(Items from a data source)
= = =

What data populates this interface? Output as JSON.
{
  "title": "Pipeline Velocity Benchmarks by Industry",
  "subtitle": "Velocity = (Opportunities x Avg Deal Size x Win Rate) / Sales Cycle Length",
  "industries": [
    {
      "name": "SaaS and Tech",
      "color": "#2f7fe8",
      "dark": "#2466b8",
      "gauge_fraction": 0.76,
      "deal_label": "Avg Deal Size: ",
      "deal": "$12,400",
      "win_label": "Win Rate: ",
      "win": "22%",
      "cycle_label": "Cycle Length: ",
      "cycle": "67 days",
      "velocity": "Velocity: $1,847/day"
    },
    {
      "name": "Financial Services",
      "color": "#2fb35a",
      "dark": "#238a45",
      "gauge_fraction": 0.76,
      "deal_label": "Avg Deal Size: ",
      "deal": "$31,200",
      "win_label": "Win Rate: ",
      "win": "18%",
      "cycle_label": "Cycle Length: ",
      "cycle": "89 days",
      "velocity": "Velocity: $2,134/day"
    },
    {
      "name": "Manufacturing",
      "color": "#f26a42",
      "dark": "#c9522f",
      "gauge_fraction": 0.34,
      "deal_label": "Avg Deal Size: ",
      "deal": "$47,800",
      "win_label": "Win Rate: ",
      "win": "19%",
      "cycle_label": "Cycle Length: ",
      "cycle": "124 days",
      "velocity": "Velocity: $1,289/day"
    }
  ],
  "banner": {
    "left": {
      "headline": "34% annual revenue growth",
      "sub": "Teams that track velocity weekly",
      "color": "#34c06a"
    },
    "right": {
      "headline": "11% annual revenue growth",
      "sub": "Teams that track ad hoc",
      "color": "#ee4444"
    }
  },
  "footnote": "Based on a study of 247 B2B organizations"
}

= = =

- GOAL OF THE EXERCISE:
All the data must be duplicated exactly, with nothing added or removed.

- RESPONSE TO THIS TASK:
What data populates this interface? Output as JSON.
{
  "title": "Pipeline Velocity Benchmarks by Industry",
  "subtitle": "Velocity = (Opportunities x Avg Deal Size x Win Rate) / Sales Cycle Length",
  "industries": [
    {
      "name": "SaaS and Tech",
      "color": "#2f7fe8",
      "dark": "#2466b8",
      "gauge_fraction": 0.76,
      "deal_label": "Avg Deal Size: ",
      "deal": "$12,400",
      "win_label": "Win Rate: ",
      "win": "22%",
      "cycle_label": "Cycle Length: ",
      "cycle": "67 days",
      "velocity": "Velocity: $1,847/day"
    },
    {
      "name": "Financial Services",
      "color": "#2fb35a",
      "dark": "#238a45",
      "gauge_fraction": 0.76,
      "deal_label": "Avg Deal Size: ",
      "deal": "$31,200",
      "win_label": "Win Rate: ",
      "win": "18%",
      "cycle_label": "Cycle Length: ",
      "cycle": "89 days",
      "velocity": "Velocity: $2,134/day"
    },
    {
      "name": "Manufacturing",
      "color": "#f26a42",
      "dark": "#c9522f",
      "gauge_fraction": 0.34,
      "deal_label": "Avg Deal Size: ",
      "deal": "$47,800",
      "win_label": "Win Rate: ",
      "win": "19%",
      "cycle_label": "Cycle Length: ",
      "cycle": "124 days",
      "velocity": "Velocity: $1,289/day"
    }
  ],
  "banner": {
    "left": {
      "headline": "34% annual revenue growth",
      "sub": "Teams that track velocity weekly",
      "color": "#34c06a"
    },
    "right": {
      "headline": "11% annual revenue growth",
      "sub": "Teams that track ad hoc",
      "color": "#ee4444"
    }
  },
  "footnote": "Based on a study of 247 B2B organizations"
}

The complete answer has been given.